-------- ENTRIES SUPPLIED

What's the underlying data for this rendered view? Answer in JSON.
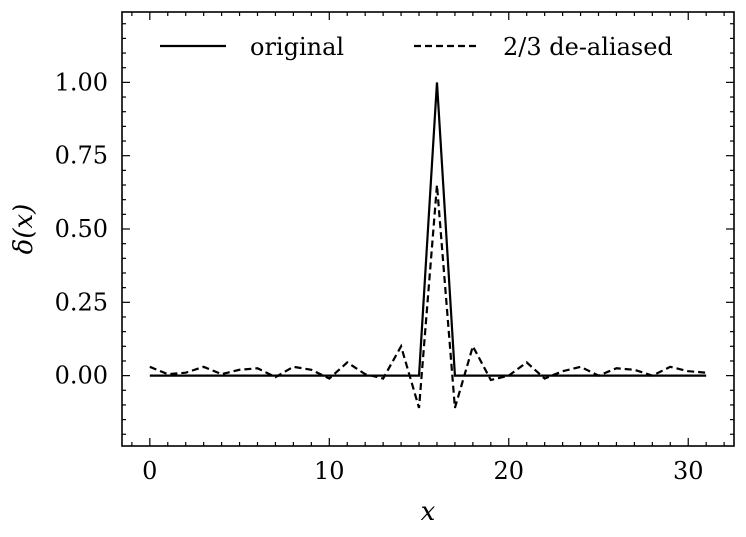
{
  "chart_data": {
    "type": "line",
    "xlabel": "x",
    "ylabel": "δ(x)",
    "xlim": [
      -1.55,
      32.55
    ],
    "ylim": [
      -0.24,
      1.24
    ],
    "x_ticks": [
      0,
      10,
      20,
      30
    ],
    "x_tick_labels": [
      "0",
      "10",
      "20",
      "30"
    ],
    "y_ticks": [
      0.0,
      0.25,
      0.5,
      0.75,
      1.0
    ],
    "y_tick_labels": [
      "0.00",
      "0.25",
      "0.50",
      "0.75",
      "1.00"
    ],
    "legend_position": "top",
    "grid": false,
    "x": [
      0,
      1,
      2,
      3,
      4,
      5,
      6,
      7,
      8,
      9,
      10,
      11,
      12,
      13,
      14,
      15,
      16,
      17,
      18,
      19,
      20,
      21,
      22,
      23,
      24,
      25,
      26,
      27,
      28,
      29,
      30,
      31
    ],
    "series": [
      {
        "name": "original",
        "style": "solid",
        "color": "#000000",
        "values": [
          0,
          0,
          0,
          0,
          0,
          0,
          0,
          0,
          0,
          0,
          0,
          0,
          0,
          0,
          0,
          0,
          1,
          0,
          0,
          0,
          0,
          0,
          0,
          0,
          0,
          0,
          0,
          0,
          0,
          0,
          0,
          0
        ]
      },
      {
        "name": "2/3 de-aliased",
        "style": "dashed",
        "color": "#000000",
        "values": [
          0.03,
          0.005,
          0.01,
          0.03,
          0.005,
          0.02,
          0.025,
          -0.005,
          0.03,
          0.02,
          -0.01,
          0.045,
          0.005,
          -0.01,
          0.1,
          -0.11,
          0.65,
          -0.11,
          0.1,
          -0.015,
          0.0,
          0.045,
          -0.01,
          0.015,
          0.03,
          0.0,
          0.025,
          0.02,
          0.0,
          0.03,
          0.015,
          0.01
        ]
      }
    ]
  }
}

----------------

- _GOAL OF THE EXERCISE_:
Copy the material exactly. Do not include the pictures.

- _WRITTEN REPLY_:
What's the underlying data for this rendered view? Answer in JSON.
{
  "chart_data": {
    "type": "line",
    "xlabel": "x",
    "ylabel": "δ(x)",
    "xlim": [
      -1.55,
      32.55
    ],
    "ylim": [
      -0.24,
      1.24
    ],
    "x_ticks": [
      0,
      10,
      20,
      30
    ],
    "x_tick_labels": [
      "0",
      "10",
      "20",
      "30"
    ],
    "y_ticks": [
      0.0,
      0.25,
      0.5,
      0.75,
      1.0
    ],
    "y_tick_labels": [
      "0.00",
      "0.25",
      "0.50",
      "0.75",
      "1.00"
    ],
    "legend_position": "top",
    "grid": false,
    "x": [
      0,
      1,
      2,
      3,
      4,
      5,
      6,
      7,
      8,
      9,
      10,
      11,
      12,
      13,
      14,
      15,
      16,
      17,
      18,
      19,
      20,
      21,
      22,
      23,
      24,
      25,
      26,
      27,
      28,
      29,
      30,
      31
    ],
    "series": [
      {
        "name": "original",
        "style": "solid",
        "color": "#000000",
        "values": [
          0,
          0,
          0,
          0,
          0,
          0,
          0,
          0,
          0,
          0,
          0,
          0,
          0,
          0,
          0,
          0,
          1,
          0,
          0,
          0,
          0,
          0,
          0,
          0,
          0,
          0,
          0,
          0,
          0,
          0,
          0,
          0
        ]
      },
      {
        "name": "2/3 de-aliased",
        "style": "dashed",
        "color": "#000000",
        "values": [
          0.03,
          0.005,
          0.01,
          0.03,
          0.005,
          0.02,
          0.025,
          -0.005,
          0.03,
          0.02,
          -0.01,
          0.045,
          0.005,
          -0.01,
          0.1,
          -0.11,
          0.65,
          -0.11,
          0.1,
          -0.015,
          0.0,
          0.045,
          -0.01,
          0.015,
          0.03,
          0.0,
          0.025,
          0.02,
          0.0,
          0.03,
          0.015,
          0.01
        ]
      }
    ]
  }
}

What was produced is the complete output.